Exercise goal = Would you restate all the data that follows, word for word?

[Stored data]
[Start]

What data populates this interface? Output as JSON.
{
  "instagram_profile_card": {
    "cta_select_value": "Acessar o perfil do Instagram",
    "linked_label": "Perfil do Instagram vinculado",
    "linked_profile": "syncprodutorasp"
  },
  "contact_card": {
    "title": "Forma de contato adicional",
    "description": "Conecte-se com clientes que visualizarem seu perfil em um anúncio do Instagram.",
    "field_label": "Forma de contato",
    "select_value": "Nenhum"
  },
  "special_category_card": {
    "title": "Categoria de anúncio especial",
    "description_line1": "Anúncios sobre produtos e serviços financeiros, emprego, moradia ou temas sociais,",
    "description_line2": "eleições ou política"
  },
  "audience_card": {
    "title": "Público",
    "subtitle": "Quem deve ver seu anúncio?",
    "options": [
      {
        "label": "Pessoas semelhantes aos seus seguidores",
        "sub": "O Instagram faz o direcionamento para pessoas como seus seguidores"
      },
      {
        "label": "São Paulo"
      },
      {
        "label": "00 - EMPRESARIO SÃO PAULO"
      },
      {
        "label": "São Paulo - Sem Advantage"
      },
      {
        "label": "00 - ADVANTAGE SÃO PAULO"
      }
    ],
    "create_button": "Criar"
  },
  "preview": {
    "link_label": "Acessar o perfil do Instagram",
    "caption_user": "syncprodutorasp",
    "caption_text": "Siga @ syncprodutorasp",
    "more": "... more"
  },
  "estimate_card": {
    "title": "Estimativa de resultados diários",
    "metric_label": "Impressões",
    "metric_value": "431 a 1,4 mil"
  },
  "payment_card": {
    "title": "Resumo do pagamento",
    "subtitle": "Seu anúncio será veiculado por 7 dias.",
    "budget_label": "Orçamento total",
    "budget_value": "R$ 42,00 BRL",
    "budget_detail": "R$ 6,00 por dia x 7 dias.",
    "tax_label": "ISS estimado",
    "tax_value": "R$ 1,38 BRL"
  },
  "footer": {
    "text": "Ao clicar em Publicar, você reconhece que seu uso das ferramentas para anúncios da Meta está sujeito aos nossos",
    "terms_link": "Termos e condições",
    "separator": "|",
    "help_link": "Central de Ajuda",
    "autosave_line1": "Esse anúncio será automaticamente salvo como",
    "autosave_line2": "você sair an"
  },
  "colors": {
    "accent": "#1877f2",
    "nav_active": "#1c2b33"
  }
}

[End]

The response =
What data populates this interface? Output as JSON.
{
  "instagram_profile_card": {
    "cta_select_value": "Acessar o perfil do Instagram",
    "linked_label": "Perfil do Instagram vinculado",
    "linked_profile": "syncprodutorasp"
  },
  "contact_card": {
    "title": "Forma de contato adicional",
    "description": "Conecte-se com clientes que visualizarem seu perfil em um anúncio do Instagram.",
    "field_label": "Forma de contato",
    "select_value": "Nenhum"
  },
  "special_category_card": {
    "title": "Categoria de anúncio especial",
    "description_line1": "Anúncios sobre produtos e serviços financeiros, emprego, moradia ou temas sociais,",
    "description_line2": "eleições ou política"
  },
  "audience_card": {
    "title": "Público",
    "subtitle": "Quem deve ver seu anúncio?",
    "options": [
      {
        "label": "Pessoas semelhantes aos seus seguidores",
        "sub": "O Instagram faz o direcionamento para pessoas como seus seguidores"
      },
      {
        "label": "São Paulo"
      },
      {
        "label": "00 - EMPRESARIO SÃO PAULO"
      },
      {
        "label": "São Paulo - Sem Advantage"
      },
      {
        "label": "00 - ADVANTAGE SÃO PAULO"
      }
    ],
    "create_button": "Criar"
  },
  "preview": {
    "link_label": "Acessar o perfil do Instagram",
    "caption_user": "syncprodutorasp",
    "caption_text": "Siga @ syncprodutorasp",
    "more": "... more"
  },
  "estimate_card": {
    "title": "Estimativa de resultados diários",
    "metric_label": "Impressões",
    "metric_value": "431 a 1,4 mil"
  },
  "payment_card": {
    "title": "Resumo do pagamento",
    "subtitle": "Seu anúncio será veiculado por 7 dias.",
    "budget_label": "Orçamento total",
    "budget_value": "R$ 42,00 BRL",
    "budget_detail": "R$ 6,00 por dia x 7 dias.",
    "tax_label": "ISS estimado",
    "tax_value": "R$ 1,38 BRL"
  },
  "footer": {
    "text": "Ao clicar em Publicar, você reconhece que seu uso das ferramentas para anúncios da Meta está sujeito aos nossos",
    "terms_link": "Termos e condições",
    "separator": "|",
    "help_link": "Central de Ajuda",
    "autosave_line1": "Esse anúncio será automaticamente salvo como",
    "autosave_line2": "você sair an"
  },
  "colors": {
    "accent": "#1877f2",
    "nav_active": "#1c2b33"
  }
}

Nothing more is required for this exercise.